### Given text

1. CARB Appears Committed to the LCFS

While California’s Cap-and-Trade Program attracts the lion’s share of attention in the trade press, CARB may view the LCFS as an equally important greenhouse gas (GHG) emissions reduction measure. According to CARB, the Cap-and-Trade Program’s traditional role in the state’s overarching scheme has been to backstop GHG reductions, not drive them. Under this interpretation, the Cap-and-Trade Program has acted as an insurance policy guaranteeing the state’s GHG emissions reduction trajectory via operation of the program’s hard cap in the event that other, more direct emissions reduction measures fail to achieve expected reductions (e.g., the Renewables Portfolio Standard, Advanced Clean Car Standards, Title 24 Energy Efficiency Standards, the LCFS, etc.).

However, given the stringency of the state’s GHG emissions reduction target for 2030 (40% below 1990 emission levels), CARB acknowledges in the 2017 Scoping Plan Update that the post-2020 Cap-and-Trade Program would need to deliver 236 million metric tons of carbon dioxide equivalent (MTCO2e) of reductions from 2021 to 2030. While the Cap-and-Trade Program largely seeks out the lowest-cost ways to reduce GHG emissions across the Californian economy, direct emissions reduction measures are more targeted and more costly. Nonetheless, CARB is relying on the LCFS to hasten the commercialization and deployment of alternative fuels, primarily renewable electricity for plug-in electric vehicles (PEVs). The LCFS also may be critical to the state’s efforts to meet federal ozone standards, since the Program indirectly regulates traditional criteria, such as emissions associated with gasoline and diesel combustion.

######
### Given material

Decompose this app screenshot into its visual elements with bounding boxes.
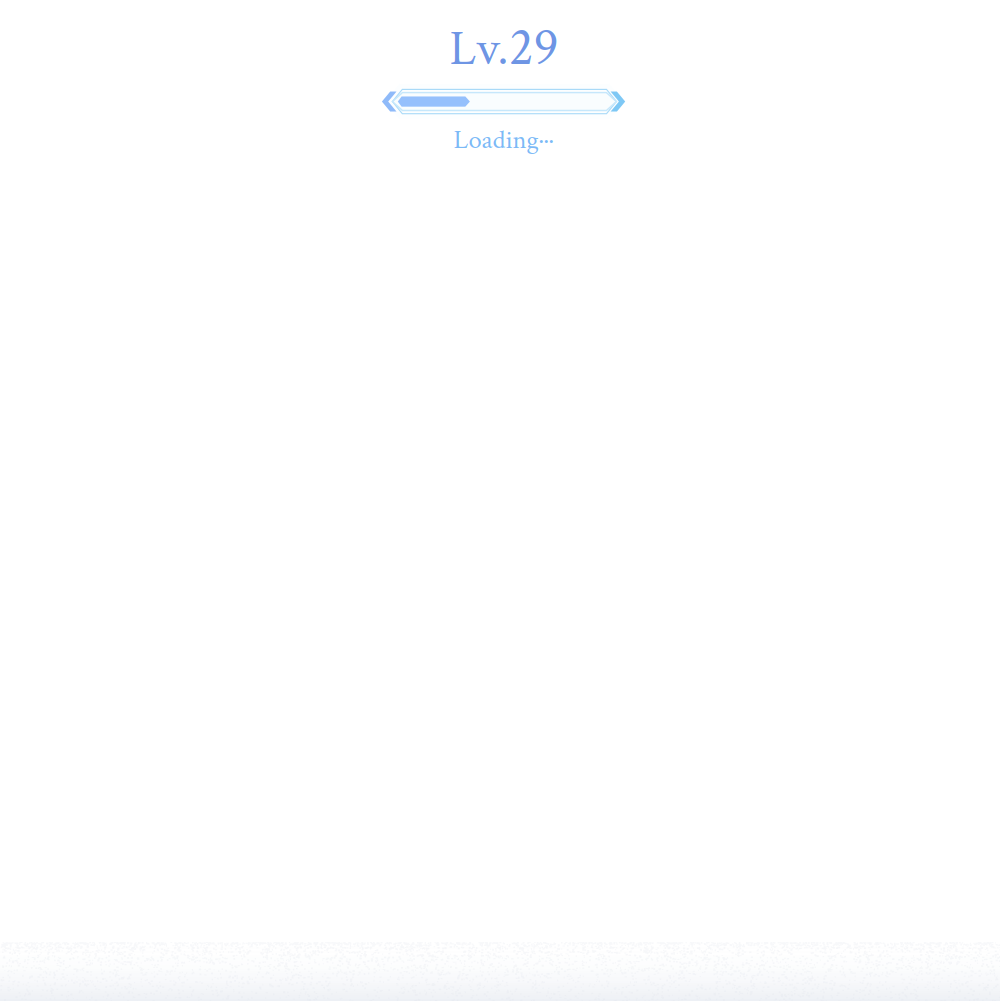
staticText: Loading··· [454,123,554,157]
staticText: Lv.29 [450,14,558,82]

######

• [Goal 1]
Answer these questions from the LCFS text:
(a) What GHG emissions target has the state set for 2030?
(b) How many MTCO2e of reductions would the post-2020 Cap-and-Trade Program need to deliver from 2021 to 2030?
(c) Which alternative fuel is CARB mainly relying on the LCFS to help commercialize and deploy?
• [Goal 2]
List every direct emissions reduction measure given as an example in the LCFS text.
The lines that come after the LCFS text are separate material and have no connection to it.

• [Output 1]
(a) 40% below 1990 emission levels.
(b) 236 million MTCO2e.
(c) Renewable electricity for plug-in electric vehicles (PEVs).

• [Output 2]
- Renewables Portfolio Standard
- Advanced Clean Car Standards
- Title 24 Energy Efficiency Standards
- LCFS